▶ WHAT THE TASK ASKS: Every record should be written out exactly, with the pictures left out.

▶ DATA SHOWN:
+-------+

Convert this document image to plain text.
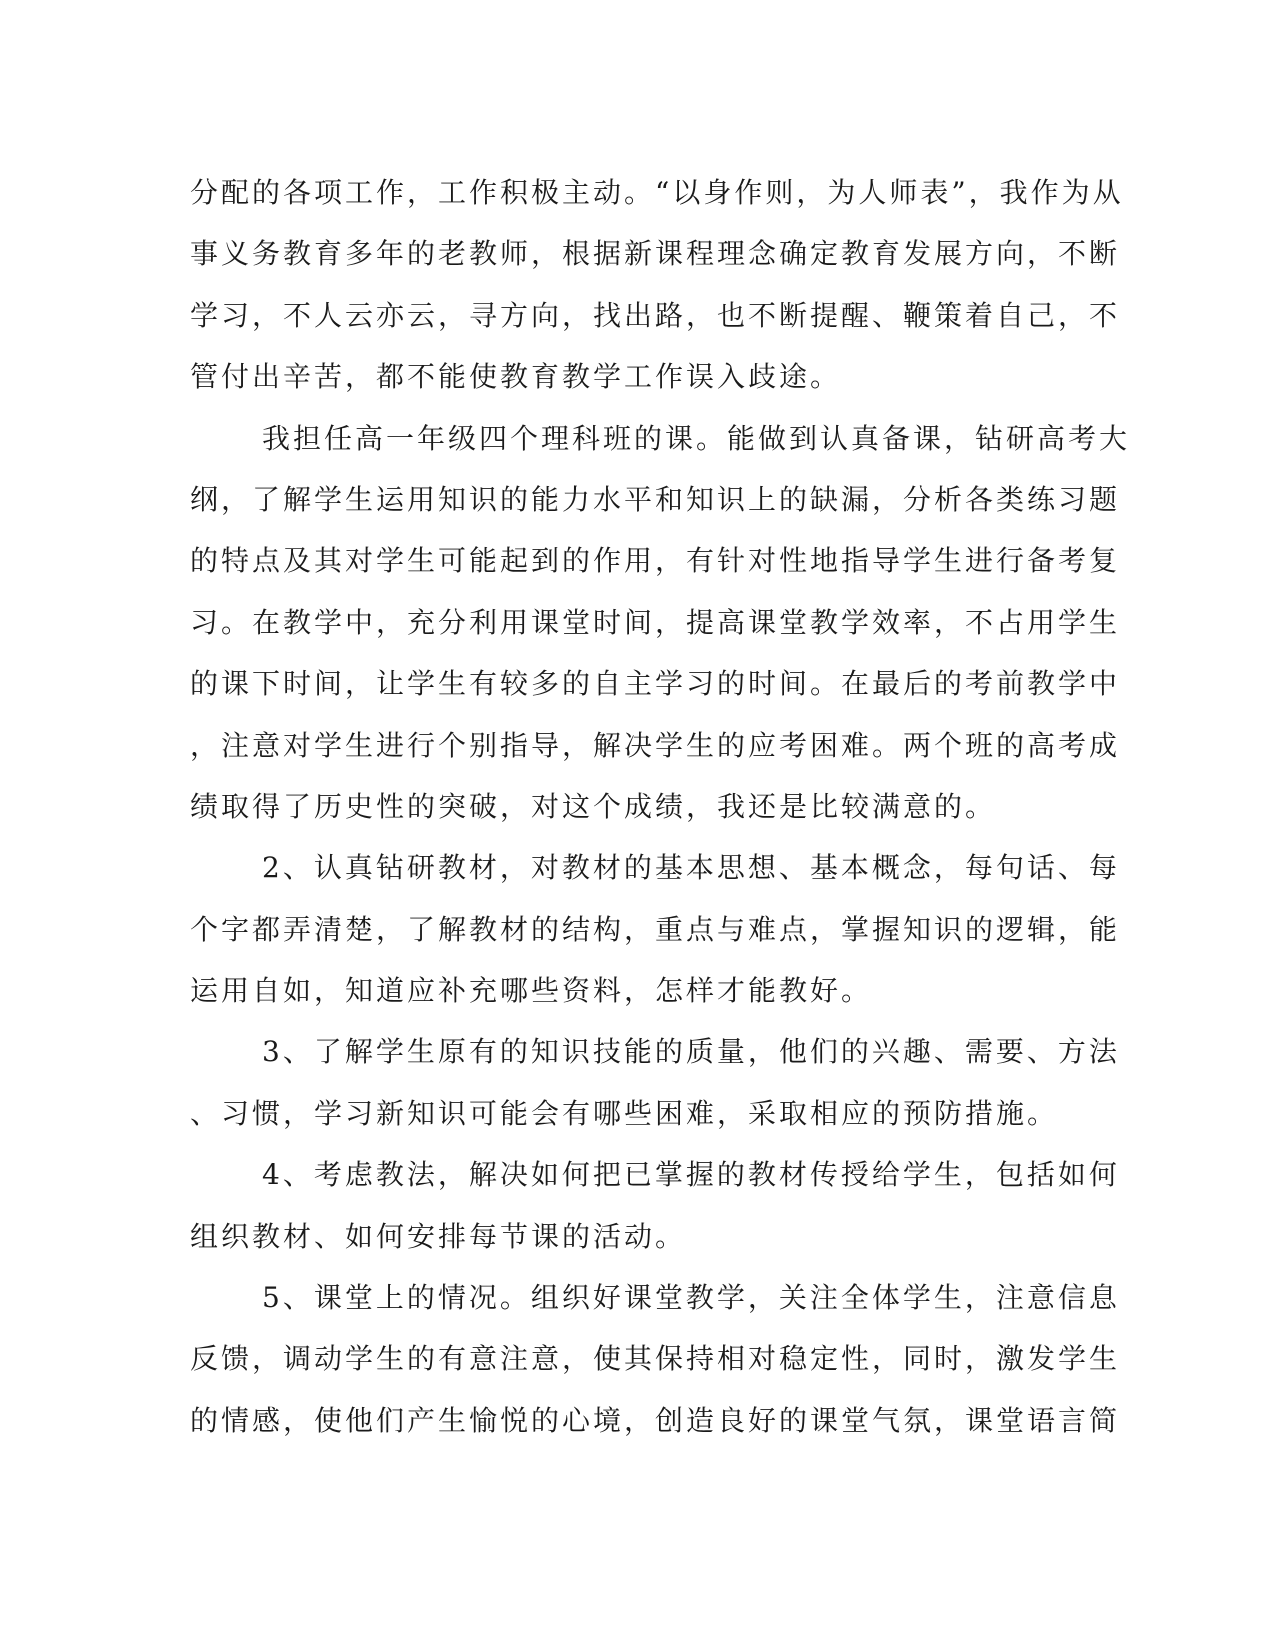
分配的各项工作，工作积极主动。“以身作则，为人师表”，我作为从
事义务教育多年的老教师，根据新课程理念确定教育发展方向，不断
学习，不人云亦云，寻方向，找出路，也不断提醒、鞭策着自己，不
管付出辛苦，都不能使教育教学工作误入歧途。
我担任高一年级四个理科班的课。能做到认真备课，钻研高考大
纲，了解学生运用知识的能力水平和知识上的缺漏，分析各类练习题
的特点及其对学生可能起到的作用，有针对性地指导学生进行备考复
习。在教学中，充分利用课堂时间，提高课堂教学效率，不占用学生
的课下时间，让学生有较多的自主学习的时间。在最后的考前教学中
，注意对学生进行个别指导，解决学生的应考困难。两个班的高考成
绩取得了历史性的突破，对这个成绩，我还是比较满意的。
2、认真钻研教材，对教材的基本思想、基本概念，每句话、每
个字都弄清楚，了解教材的结构，重点与难点，掌握知识的逻辑，能
运用自如，知道应补充哪些资料，怎样才能教好。
3、了解学生原有的知识技能的质量，他们的兴趣、需要、方法
、习惯，学习新知识可能会有哪些困难，采取相应的预防措施。
4、考虑教法，解决如何把已掌握的教材传授给学生，包括如何
组织教材、如何安排每节课的活动。
5、课堂上的情况。组织好课堂教学，关注全体学生，注意信息
反馈，调动学生的有意注意，使其保持相对稳定性，同时，激发学生
的情感，使他们产生愉悦的心境，创造良好的课堂气氛，课堂语言简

+-------+

▶ THE SOLUTION:
Convert this document image to plain text.
分配的各项工作，工作积极主动。“以身作则，为人师表”，我作为从
事义务教育多年的老教师，根据新课程理念确定教育发展方向，不断
学习，不人云亦云，寻方向，找出路，也不断提醒、鞭策着自己，不
管付出辛苦，都不能使教育教学工作误入歧途。
我担任高一年级四个理科班的课。能做到认真备课，钻研高考大
纲，了解学生运用知识的能力水平和知识上的缺漏，分析各类练习题
的特点及其对学生可能起到的作用，有针对性地指导学生进行备考复
习。在教学中，充分利用课堂时间，提高课堂教学效率，不占用学生
的课下时间，让学生有较多的自主学习的时间。在最后的考前教学中
，注意对学生进行个别指导，解决学生的应考困难。两个班的高考成
绩取得了历史性的突破，对这个成绩，我还是比较满意的。
2、认真钻研教材，对教材的基本思想、基本概念，每句话、每
个字都弄清楚，了解教材的结构，重点与难点，掌握知识的逻辑，能
运用自如，知道应补充哪些资料，怎样才能教好。
3、了解学生原有的知识技能的质量，他们的兴趣、需要、方法
、习惯，学习新知识可能会有哪些困难，采取相应的预防措施。
4、考虑教法，解决如何把已掌握的教材传授给学生，包括如何
组织教材、如何安排每节课的活动。
5、课堂上的情况。组织好课堂教学，关注全体学生，注意信息
反馈，调动学生的有意注意，使其保持相对稳定性，同时，激发学生
的情感，使他们产生愉悦的心境，创造良好的课堂气氛，课堂语言简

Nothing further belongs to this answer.